_WHAT TO PRODUCE:_ Make an exact copy of the records, dropping all pictures.

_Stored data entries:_
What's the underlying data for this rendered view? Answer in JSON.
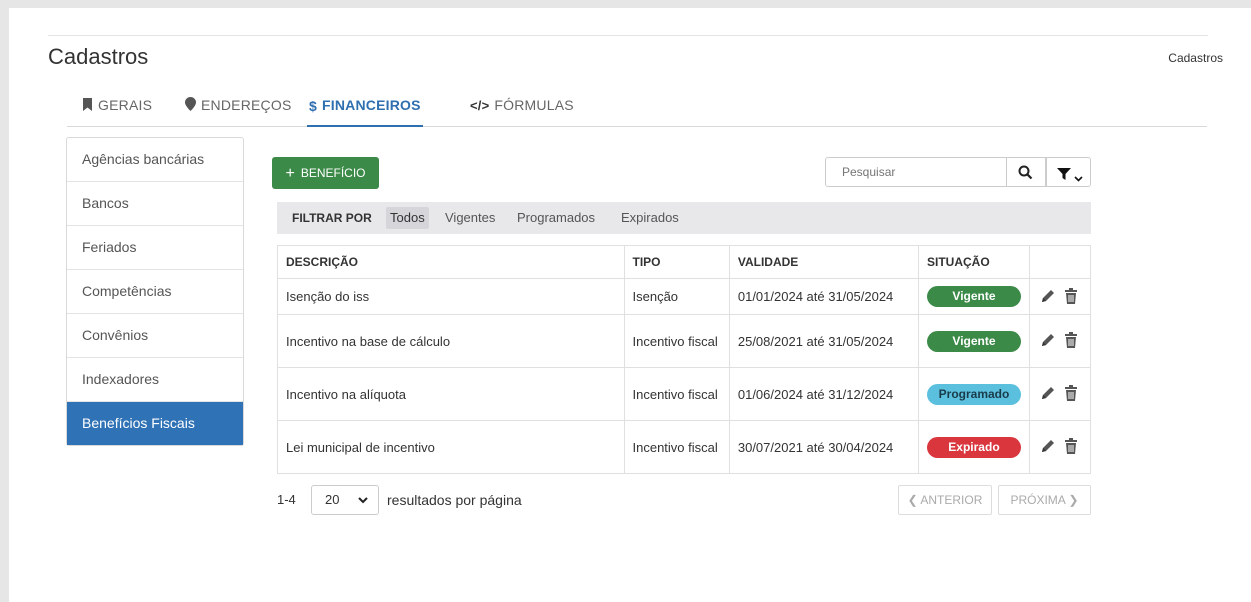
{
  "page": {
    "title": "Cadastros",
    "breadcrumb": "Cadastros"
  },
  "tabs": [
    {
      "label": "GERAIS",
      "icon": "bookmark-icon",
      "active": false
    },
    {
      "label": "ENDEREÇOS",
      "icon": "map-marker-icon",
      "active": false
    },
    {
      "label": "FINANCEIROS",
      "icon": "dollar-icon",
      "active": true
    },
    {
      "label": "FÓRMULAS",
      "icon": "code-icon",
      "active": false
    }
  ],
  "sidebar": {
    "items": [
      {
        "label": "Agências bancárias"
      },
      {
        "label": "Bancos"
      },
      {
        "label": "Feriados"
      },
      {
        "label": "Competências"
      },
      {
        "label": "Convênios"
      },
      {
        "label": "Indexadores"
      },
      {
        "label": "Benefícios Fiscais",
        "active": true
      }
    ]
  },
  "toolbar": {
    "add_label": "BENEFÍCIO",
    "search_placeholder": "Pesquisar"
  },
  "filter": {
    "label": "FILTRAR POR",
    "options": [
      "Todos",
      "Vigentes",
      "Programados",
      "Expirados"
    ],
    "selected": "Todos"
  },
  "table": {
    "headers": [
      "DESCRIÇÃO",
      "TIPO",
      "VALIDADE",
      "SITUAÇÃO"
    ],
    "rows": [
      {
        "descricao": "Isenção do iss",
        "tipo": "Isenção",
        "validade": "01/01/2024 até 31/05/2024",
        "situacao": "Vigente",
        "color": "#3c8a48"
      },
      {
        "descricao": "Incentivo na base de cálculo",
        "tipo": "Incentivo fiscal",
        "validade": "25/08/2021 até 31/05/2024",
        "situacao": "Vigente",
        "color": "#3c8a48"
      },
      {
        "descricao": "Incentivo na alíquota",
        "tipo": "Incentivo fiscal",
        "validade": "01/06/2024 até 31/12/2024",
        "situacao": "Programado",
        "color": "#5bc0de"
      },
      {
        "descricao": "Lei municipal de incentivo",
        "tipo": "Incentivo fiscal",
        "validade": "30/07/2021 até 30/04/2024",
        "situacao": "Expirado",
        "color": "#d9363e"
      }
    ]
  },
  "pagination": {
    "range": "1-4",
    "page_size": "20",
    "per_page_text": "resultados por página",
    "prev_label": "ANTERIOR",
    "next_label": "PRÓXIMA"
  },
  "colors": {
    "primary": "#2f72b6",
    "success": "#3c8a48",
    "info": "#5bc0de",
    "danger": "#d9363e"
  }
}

_ANSWER TO THIS EXERCISE:_
What's the underlying data for this rendered view? Answer in JSON.
{
  "page": {
    "title": "Cadastros",
    "breadcrumb": "Cadastros"
  },
  "tabs": [
    {
      "label": "GERAIS",
      "icon": "bookmark-icon",
      "active": false
    },
    {
      "label": "ENDEREÇOS",
      "icon": "map-marker-icon",
      "active": false
    },
    {
      "label": "FINANCEIROS",
      "icon": "dollar-icon",
      "active": true
    },
    {
      "label": "FÓRMULAS",
      "icon": "code-icon",
      "active": false
    }
  ],
  "sidebar": {
    "items": [
      {
        "label": "Agências bancárias"
      },
      {
        "label": "Bancos"
      },
      {
        "label": "Feriados"
      },
      {
        "label": "Competências"
      },
      {
        "label": "Convênios"
      },
      {
        "label": "Indexadores"
      },
      {
        "label": "Benefícios Fiscais",
        "active": true
      }
    ]
  },
  "toolbar": {
    "add_label": "BENEFÍCIO",
    "search_placeholder": "Pesquisar"
  },
  "filter": {
    "label": "FILTRAR POR",
    "options": [
      "Todos",
      "Vigentes",
      "Programados",
      "Expirados"
    ],
    "selected": "Todos"
  },
  "table": {
    "headers": [
      "DESCRIÇÃO",
      "TIPO",
      "VALIDADE",
      "SITUAÇÃO"
    ],
    "rows": [
      {
        "descricao": "Isenção do iss",
        "tipo": "Isenção",
        "validade": "01/01/2024 até 31/05/2024",
        "situacao": "Vigente",
        "color": "#3c8a48"
      },
      {
        "descricao": "Incentivo na base de cálculo",
        "tipo": "Incentivo fiscal",
        "validade": "25/08/2021 até 31/05/2024",
        "situacao": "Vigente",
        "color": "#3c8a48"
      },
      {
        "descricao": "Incentivo na alíquota",
        "tipo": "Incentivo fiscal",
        "validade": "01/06/2024 até 31/12/2024",
        "situacao": "Programado",
        "color": "#5bc0de"
      },
      {
        "descricao": "Lei municipal de incentivo",
        "tipo": "Incentivo fiscal",
        "validade": "30/07/2021 até 30/04/2024",
        "situacao": "Expirado",
        "color": "#d9363e"
      }
    ]
  },
  "pagination": {
    "range": "1-4",
    "page_size": "20",
    "per_page_text": "resultados por página",
    "prev_label": "ANTERIOR",
    "next_label": "PRÓXIMA"
  },
  "colors": {
    "primary": "#2f72b6",
    "success": "#3c8a48",
    "info": "#5bc0de",
    "danger": "#d9363e"
  }
}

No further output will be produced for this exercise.